START

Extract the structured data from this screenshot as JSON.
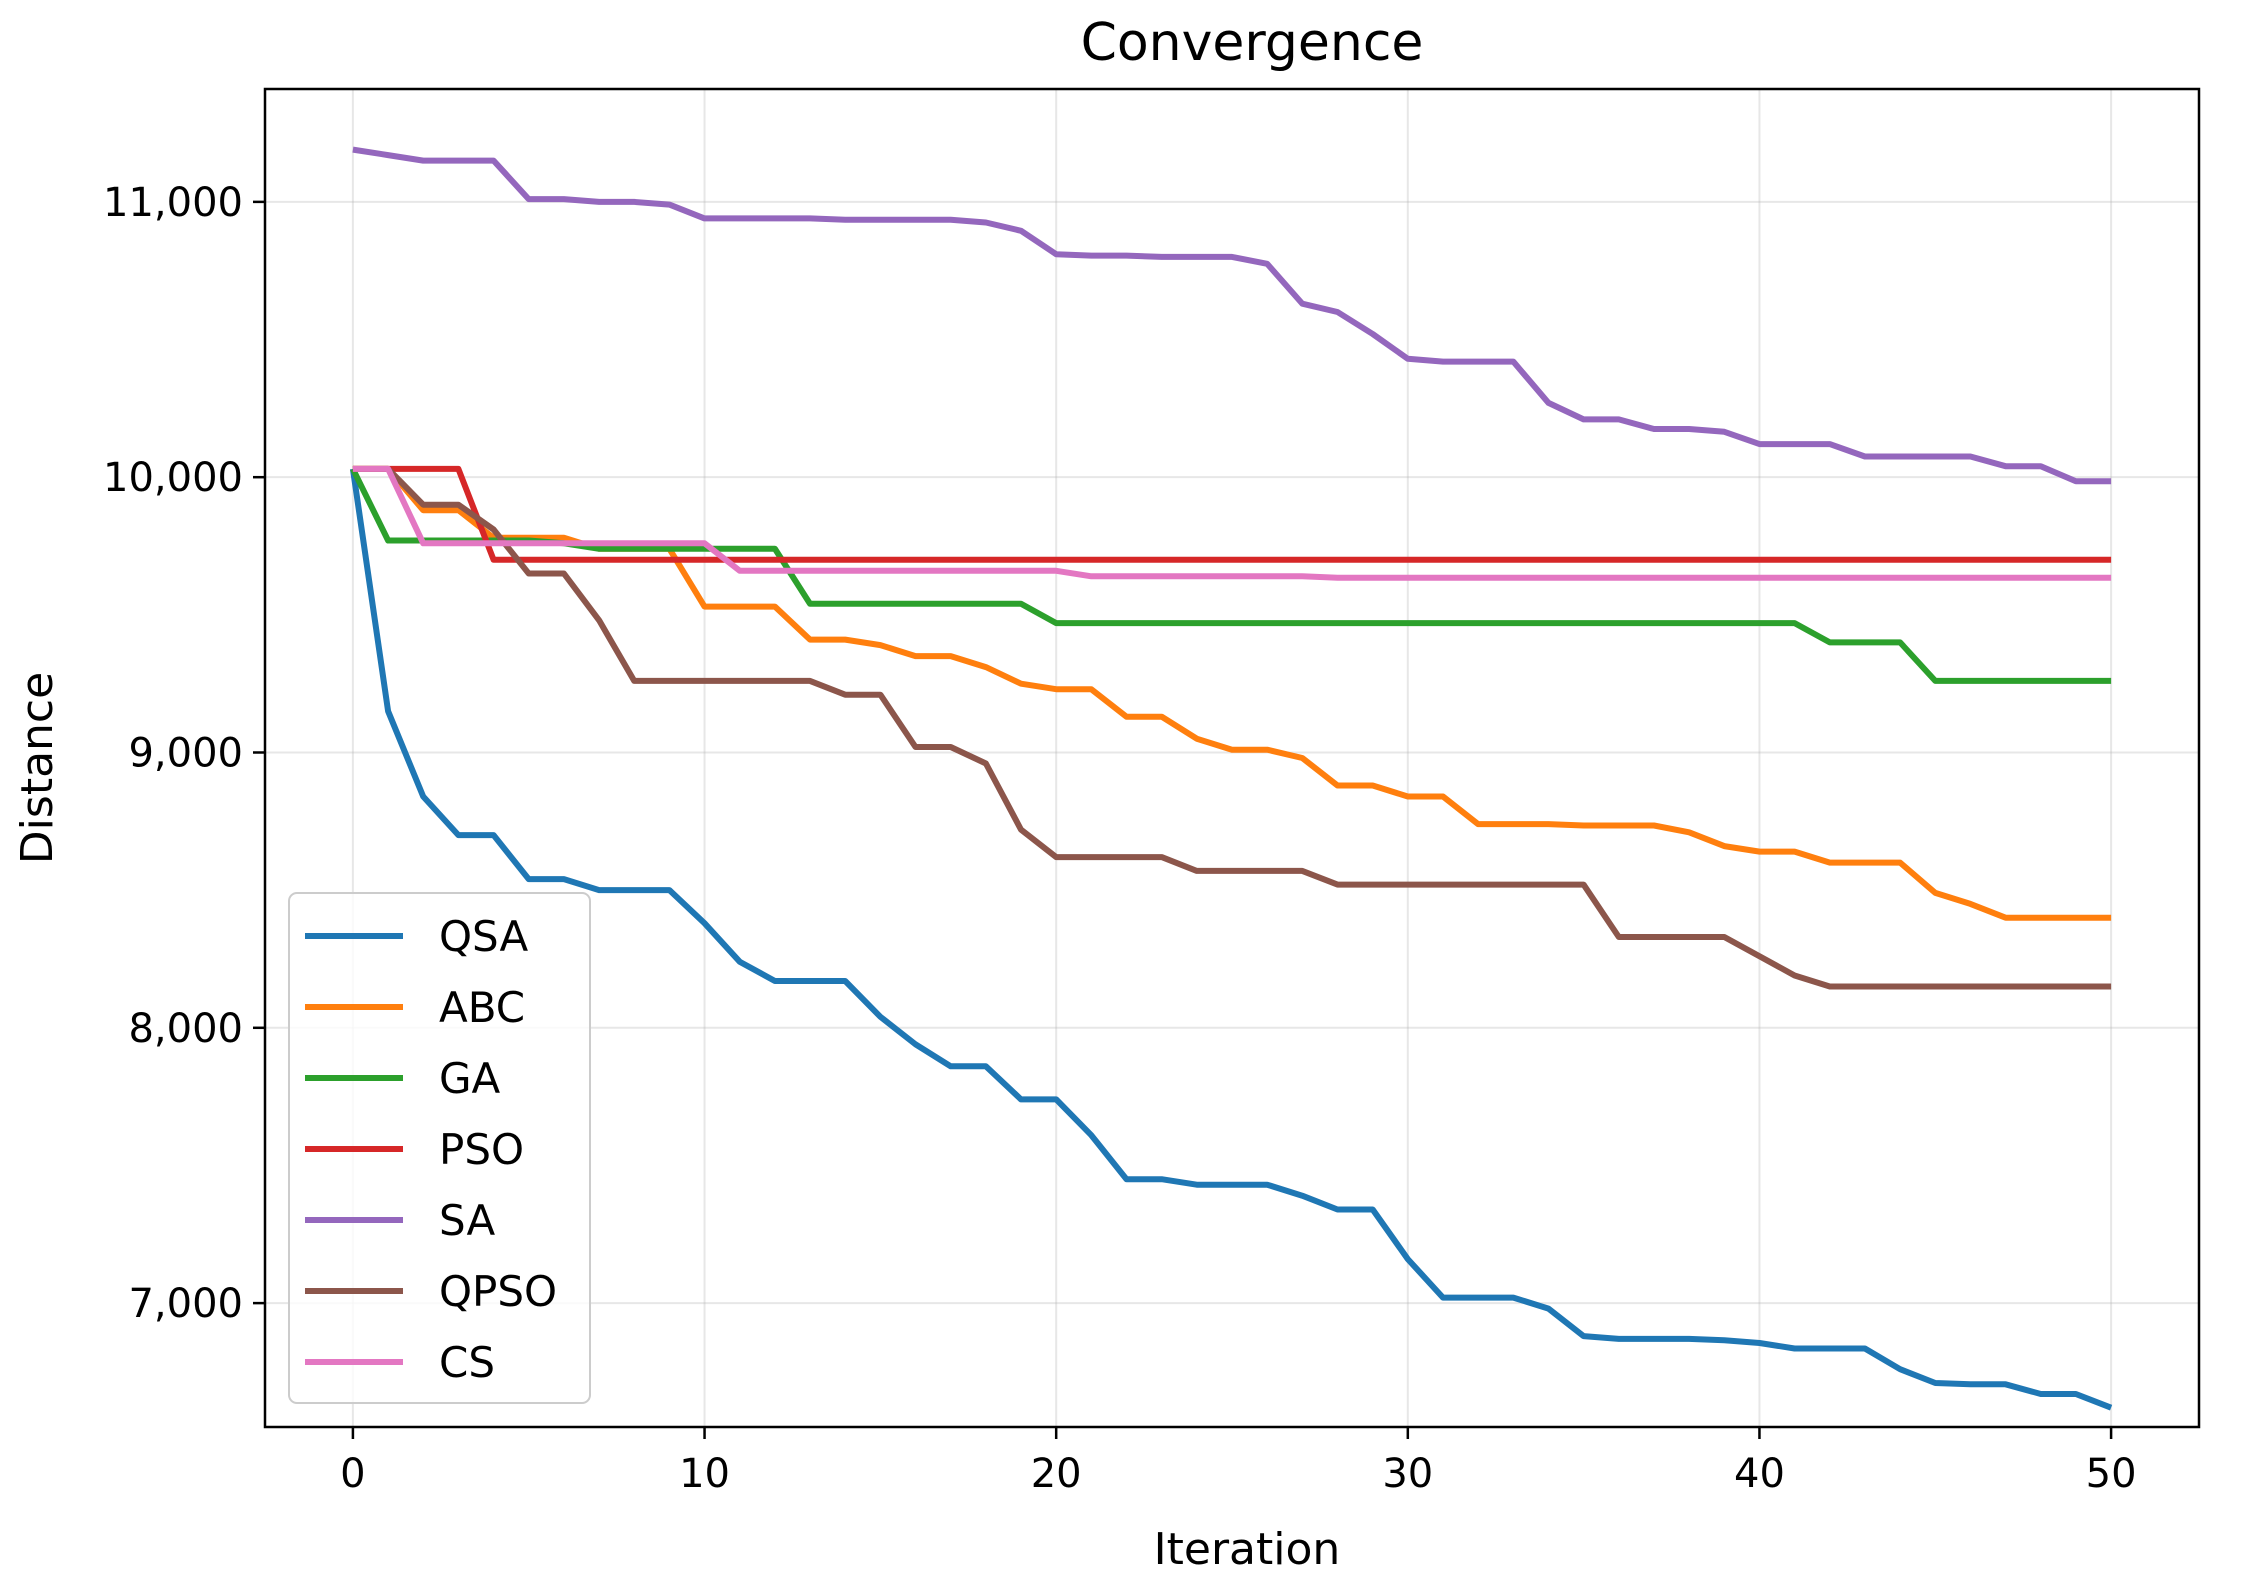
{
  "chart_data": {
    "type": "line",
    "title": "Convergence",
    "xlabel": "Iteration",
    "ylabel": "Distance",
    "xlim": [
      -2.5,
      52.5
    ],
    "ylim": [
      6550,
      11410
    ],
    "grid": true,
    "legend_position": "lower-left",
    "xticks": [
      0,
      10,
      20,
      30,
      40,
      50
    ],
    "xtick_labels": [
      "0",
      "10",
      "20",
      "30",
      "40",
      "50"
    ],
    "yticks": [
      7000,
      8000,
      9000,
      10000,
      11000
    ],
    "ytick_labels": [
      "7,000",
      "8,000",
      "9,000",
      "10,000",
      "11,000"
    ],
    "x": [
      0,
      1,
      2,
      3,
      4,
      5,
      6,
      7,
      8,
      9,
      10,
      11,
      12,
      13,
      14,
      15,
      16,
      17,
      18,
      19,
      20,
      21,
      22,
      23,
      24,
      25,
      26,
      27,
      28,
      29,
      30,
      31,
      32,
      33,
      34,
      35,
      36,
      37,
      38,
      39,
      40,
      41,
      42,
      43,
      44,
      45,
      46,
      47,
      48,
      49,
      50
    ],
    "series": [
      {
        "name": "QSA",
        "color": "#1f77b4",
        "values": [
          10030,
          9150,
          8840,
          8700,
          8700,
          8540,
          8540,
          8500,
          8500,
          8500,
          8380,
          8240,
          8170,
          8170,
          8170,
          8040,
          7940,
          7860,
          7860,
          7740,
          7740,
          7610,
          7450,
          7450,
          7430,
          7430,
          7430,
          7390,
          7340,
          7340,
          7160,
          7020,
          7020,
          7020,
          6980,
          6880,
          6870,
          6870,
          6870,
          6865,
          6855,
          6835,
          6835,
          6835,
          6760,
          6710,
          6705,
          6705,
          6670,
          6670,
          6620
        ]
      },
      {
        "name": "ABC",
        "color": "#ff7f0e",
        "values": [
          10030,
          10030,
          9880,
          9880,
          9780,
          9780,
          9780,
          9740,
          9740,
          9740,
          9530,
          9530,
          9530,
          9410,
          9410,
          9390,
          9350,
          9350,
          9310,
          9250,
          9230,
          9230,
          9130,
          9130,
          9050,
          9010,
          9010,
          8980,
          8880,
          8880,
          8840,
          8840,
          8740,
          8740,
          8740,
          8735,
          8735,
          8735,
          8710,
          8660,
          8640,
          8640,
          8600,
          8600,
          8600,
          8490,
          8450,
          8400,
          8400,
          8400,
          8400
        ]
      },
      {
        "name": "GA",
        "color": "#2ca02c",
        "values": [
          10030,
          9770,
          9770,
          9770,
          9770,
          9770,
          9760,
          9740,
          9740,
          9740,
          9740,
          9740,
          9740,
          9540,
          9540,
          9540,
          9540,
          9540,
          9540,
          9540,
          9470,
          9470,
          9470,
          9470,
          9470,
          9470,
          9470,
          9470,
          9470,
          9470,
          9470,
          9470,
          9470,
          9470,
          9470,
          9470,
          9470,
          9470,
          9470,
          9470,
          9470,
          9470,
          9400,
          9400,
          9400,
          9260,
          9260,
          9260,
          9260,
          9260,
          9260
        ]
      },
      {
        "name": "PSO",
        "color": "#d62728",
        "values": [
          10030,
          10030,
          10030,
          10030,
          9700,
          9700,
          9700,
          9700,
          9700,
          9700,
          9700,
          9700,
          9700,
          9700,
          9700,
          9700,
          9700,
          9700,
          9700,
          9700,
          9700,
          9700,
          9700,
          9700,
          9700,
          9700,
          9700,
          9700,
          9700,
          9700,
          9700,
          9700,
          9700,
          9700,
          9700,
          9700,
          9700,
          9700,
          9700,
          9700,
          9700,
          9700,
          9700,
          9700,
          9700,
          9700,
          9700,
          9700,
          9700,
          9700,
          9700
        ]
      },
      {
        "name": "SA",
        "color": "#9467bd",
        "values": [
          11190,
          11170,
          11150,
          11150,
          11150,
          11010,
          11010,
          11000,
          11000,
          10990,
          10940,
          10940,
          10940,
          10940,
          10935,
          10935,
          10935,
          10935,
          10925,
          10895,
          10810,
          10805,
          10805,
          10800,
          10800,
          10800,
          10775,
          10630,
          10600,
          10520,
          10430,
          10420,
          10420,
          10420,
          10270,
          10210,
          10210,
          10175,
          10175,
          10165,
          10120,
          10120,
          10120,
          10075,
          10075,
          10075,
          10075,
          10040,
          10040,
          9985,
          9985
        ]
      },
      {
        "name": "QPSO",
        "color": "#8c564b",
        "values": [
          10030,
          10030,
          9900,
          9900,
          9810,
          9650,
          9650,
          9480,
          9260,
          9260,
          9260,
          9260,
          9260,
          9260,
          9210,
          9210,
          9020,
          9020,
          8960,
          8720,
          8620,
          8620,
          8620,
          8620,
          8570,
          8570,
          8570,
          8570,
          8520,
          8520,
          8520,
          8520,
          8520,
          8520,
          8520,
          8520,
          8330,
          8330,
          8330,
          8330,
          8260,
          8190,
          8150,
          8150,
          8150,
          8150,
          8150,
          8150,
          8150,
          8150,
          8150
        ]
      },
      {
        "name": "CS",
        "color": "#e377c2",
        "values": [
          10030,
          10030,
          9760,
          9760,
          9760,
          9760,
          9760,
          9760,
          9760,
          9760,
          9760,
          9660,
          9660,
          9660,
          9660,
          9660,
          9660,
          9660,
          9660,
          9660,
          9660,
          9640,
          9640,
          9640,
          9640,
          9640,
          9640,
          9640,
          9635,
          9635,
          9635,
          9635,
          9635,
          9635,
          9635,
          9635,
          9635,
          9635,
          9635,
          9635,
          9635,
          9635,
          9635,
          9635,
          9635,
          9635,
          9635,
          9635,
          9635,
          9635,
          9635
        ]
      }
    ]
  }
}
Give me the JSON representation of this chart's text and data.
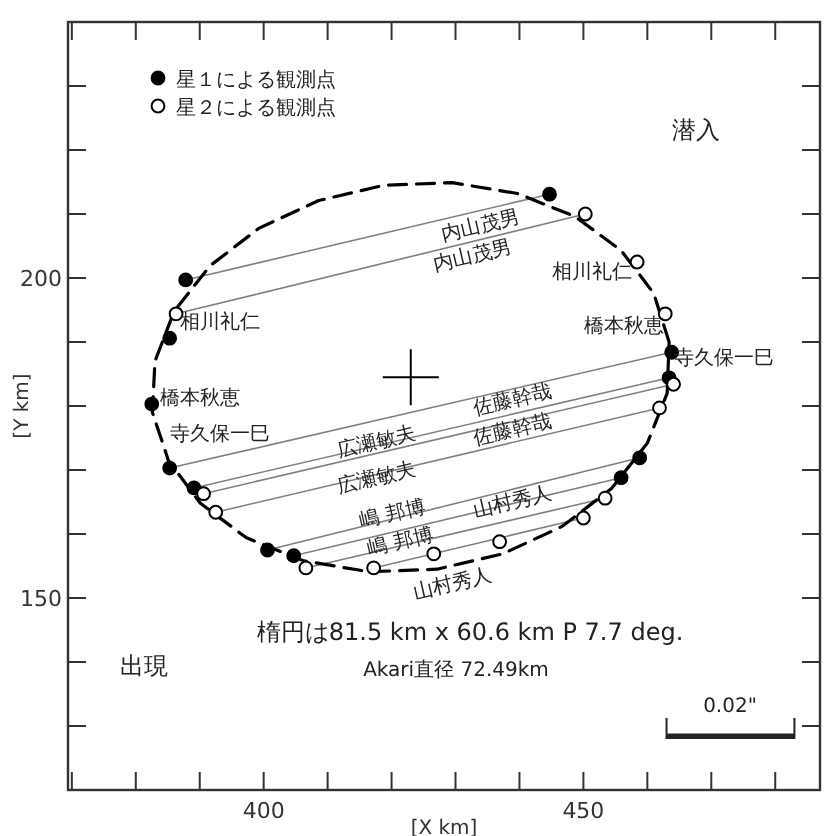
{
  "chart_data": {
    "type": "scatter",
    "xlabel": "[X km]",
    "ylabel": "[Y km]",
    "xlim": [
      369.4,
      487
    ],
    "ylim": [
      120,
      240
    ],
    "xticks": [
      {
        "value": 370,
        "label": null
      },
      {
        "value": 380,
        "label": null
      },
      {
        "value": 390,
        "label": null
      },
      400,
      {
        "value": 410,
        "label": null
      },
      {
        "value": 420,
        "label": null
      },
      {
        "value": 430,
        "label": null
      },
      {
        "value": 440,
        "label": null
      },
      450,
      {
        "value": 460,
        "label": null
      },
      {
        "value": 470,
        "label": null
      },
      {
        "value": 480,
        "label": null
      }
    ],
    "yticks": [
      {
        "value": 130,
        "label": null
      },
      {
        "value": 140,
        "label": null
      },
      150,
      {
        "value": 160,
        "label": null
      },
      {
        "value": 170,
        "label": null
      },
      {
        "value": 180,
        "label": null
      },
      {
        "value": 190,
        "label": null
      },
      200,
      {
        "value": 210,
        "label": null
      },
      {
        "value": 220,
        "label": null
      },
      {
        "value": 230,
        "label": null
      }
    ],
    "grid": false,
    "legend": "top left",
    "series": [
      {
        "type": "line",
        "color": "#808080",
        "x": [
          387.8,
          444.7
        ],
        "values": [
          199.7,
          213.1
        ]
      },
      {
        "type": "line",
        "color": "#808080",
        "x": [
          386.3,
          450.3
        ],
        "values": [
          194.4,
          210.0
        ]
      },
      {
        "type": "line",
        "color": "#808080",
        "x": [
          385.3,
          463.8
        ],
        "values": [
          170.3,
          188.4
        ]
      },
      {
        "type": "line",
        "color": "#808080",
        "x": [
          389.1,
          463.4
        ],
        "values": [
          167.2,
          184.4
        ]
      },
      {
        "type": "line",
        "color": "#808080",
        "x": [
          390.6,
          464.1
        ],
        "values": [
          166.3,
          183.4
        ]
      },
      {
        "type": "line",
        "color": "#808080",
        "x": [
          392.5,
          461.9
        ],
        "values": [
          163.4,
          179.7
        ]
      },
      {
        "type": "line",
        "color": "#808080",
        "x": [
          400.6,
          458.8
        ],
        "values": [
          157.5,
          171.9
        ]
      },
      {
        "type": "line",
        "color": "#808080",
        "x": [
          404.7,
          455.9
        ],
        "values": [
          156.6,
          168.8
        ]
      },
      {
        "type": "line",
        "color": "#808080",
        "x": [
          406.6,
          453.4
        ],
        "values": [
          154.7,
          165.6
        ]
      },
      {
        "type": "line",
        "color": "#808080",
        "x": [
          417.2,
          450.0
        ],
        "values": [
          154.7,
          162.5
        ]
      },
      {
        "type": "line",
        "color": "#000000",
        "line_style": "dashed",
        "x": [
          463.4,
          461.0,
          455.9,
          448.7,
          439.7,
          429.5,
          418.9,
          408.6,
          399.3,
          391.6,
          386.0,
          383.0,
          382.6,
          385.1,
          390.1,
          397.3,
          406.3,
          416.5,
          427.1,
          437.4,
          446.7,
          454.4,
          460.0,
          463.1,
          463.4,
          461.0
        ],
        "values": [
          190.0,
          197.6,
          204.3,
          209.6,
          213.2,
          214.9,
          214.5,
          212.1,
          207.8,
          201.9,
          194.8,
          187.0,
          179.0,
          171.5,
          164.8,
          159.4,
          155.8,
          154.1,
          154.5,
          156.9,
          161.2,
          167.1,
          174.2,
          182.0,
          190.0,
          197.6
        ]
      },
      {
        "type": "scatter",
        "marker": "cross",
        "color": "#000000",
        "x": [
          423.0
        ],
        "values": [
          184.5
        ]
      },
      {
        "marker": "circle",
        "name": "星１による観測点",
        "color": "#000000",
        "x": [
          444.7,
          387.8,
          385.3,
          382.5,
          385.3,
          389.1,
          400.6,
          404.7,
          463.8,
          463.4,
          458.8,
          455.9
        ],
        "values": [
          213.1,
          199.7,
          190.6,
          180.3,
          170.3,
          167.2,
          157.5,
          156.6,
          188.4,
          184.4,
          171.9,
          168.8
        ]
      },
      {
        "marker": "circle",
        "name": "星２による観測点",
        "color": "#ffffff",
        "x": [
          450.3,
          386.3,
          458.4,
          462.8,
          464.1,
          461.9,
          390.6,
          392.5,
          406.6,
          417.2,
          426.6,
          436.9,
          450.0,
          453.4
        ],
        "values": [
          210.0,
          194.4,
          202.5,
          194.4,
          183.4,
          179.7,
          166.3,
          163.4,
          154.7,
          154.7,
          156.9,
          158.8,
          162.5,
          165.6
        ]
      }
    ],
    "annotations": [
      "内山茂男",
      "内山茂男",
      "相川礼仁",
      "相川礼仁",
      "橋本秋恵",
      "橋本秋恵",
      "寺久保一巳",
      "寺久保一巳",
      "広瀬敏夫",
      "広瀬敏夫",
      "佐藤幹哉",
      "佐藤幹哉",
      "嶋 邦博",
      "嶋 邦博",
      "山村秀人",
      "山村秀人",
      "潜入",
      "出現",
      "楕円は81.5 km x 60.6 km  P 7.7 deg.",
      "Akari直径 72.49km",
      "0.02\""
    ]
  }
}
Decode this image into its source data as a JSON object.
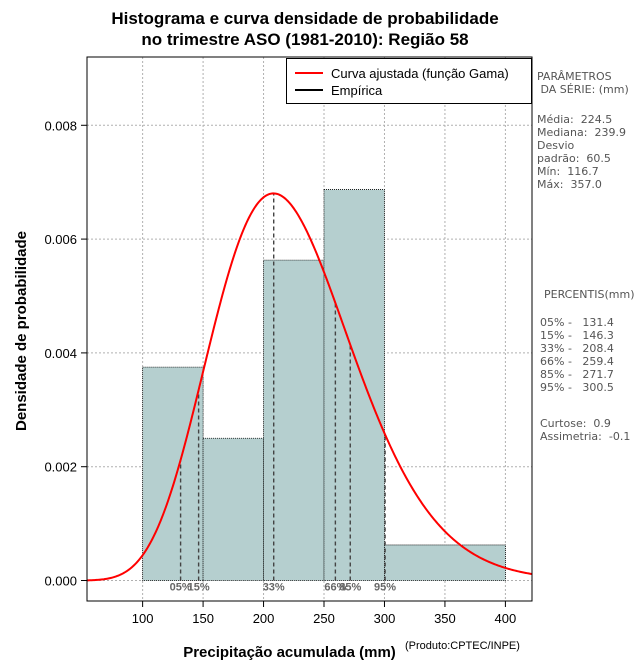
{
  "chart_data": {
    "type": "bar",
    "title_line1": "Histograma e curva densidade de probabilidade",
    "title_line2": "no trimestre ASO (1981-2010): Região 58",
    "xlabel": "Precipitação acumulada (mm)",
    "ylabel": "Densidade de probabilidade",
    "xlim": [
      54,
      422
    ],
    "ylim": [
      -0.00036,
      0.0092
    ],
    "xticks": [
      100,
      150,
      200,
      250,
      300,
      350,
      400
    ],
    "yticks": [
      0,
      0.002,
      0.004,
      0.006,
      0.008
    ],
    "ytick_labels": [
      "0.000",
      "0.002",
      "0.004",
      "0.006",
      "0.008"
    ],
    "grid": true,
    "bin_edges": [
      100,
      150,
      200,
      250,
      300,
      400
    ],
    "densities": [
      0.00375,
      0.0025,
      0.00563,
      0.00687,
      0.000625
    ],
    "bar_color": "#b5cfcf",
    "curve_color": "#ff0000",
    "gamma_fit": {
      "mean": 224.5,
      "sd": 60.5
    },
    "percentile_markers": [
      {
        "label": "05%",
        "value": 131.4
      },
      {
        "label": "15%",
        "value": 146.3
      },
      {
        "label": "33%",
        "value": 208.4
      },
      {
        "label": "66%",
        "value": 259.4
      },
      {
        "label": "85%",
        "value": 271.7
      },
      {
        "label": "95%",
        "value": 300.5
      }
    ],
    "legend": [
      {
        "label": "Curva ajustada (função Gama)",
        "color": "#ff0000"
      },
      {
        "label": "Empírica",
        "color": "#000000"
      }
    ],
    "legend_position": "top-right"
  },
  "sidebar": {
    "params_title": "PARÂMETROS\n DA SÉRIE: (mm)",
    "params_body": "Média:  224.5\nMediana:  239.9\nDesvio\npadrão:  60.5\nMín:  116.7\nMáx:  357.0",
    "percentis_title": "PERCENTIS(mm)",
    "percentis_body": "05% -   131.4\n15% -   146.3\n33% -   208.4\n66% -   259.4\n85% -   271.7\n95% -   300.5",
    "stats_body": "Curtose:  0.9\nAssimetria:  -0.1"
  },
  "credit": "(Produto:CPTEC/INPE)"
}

END

§ SHORT EXERCISE
Read the data above and pull out each line that holds the string "name".

§ WRITTEN ANSWER
        "name": "QSA",
        "name": "ABC",
        "name": "GA",
        "name": "PSO",
        "name": "SA",
        "name": "QPSO",
        "name": "CS",
        "name": "星１による観測点",
        "name": "星２による観測点",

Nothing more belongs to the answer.